• **The request**:
Copy out every line that contains the word "system".
·····
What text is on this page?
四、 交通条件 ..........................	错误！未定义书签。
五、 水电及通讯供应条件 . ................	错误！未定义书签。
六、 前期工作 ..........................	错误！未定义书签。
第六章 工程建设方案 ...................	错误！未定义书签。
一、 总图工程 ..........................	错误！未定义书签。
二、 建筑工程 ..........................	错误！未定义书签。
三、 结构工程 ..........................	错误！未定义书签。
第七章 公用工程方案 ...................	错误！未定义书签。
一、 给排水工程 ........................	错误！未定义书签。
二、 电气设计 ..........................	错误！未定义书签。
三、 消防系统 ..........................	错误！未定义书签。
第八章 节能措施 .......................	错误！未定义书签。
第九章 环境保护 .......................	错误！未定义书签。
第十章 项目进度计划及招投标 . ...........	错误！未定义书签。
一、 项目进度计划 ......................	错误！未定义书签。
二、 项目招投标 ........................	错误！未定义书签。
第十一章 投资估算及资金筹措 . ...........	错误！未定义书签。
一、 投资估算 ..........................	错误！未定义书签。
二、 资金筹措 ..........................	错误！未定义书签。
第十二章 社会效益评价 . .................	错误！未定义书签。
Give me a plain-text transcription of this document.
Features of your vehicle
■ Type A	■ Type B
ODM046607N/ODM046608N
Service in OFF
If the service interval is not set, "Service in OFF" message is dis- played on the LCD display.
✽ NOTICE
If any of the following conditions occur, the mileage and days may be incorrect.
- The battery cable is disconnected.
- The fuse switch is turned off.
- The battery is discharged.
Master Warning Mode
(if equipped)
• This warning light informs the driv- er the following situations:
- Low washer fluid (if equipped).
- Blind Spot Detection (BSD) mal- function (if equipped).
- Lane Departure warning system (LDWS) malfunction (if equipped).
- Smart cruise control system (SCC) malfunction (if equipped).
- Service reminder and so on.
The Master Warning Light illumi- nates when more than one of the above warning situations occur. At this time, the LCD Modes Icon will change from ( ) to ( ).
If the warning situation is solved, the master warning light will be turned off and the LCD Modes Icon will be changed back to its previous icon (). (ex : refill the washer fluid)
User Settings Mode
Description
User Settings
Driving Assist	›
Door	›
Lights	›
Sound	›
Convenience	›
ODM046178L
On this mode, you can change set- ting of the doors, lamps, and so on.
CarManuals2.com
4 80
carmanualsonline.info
·····
• **Result**:
- Lane Departure warning system (LDWS) malfunction (if equipped).
- Smart cruise control system (SCC) malfunction (if equipped).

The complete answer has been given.